- Task requirements -
Sort through the data and copy the lines holding the word "chair".
========================================================================
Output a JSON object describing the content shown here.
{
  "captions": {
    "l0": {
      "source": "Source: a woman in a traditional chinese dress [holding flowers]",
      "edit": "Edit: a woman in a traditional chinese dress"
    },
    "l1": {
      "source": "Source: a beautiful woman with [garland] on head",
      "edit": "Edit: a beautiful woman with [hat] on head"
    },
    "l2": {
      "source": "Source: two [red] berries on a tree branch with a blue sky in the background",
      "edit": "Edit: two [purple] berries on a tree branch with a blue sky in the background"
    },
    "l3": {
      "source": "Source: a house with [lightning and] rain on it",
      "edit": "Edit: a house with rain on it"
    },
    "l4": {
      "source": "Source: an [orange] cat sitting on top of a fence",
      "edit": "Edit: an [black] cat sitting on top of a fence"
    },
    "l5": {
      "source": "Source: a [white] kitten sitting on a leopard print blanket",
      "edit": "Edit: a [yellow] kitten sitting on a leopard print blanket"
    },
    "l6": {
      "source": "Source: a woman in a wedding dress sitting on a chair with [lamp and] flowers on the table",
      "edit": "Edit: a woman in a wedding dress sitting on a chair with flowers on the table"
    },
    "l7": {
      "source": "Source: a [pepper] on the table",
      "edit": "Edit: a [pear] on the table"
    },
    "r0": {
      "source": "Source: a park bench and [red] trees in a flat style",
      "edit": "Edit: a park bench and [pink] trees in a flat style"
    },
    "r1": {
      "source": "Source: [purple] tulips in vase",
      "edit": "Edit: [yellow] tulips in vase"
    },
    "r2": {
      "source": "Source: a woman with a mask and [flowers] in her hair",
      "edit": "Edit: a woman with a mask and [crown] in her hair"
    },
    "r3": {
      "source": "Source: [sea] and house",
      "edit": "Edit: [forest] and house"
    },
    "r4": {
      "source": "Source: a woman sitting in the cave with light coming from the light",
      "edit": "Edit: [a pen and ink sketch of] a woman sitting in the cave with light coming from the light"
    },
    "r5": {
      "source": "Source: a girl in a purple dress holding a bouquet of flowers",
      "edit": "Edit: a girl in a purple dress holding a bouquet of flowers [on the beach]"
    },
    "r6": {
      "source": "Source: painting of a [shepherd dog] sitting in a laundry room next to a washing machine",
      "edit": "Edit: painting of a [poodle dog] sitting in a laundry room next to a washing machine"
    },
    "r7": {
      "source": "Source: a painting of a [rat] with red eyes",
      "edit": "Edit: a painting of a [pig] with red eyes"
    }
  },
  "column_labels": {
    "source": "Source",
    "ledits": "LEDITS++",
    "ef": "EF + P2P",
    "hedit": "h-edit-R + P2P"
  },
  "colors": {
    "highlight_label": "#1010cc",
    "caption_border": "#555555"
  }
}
========================================================================
- Expected output -
      "source": "Source: a woman in a wedding dress sitting on a chair with [lamp and] flowers on the table",
      "edit": "Edit: a woman in a wedding dress sitting on a chair with flowers on the table"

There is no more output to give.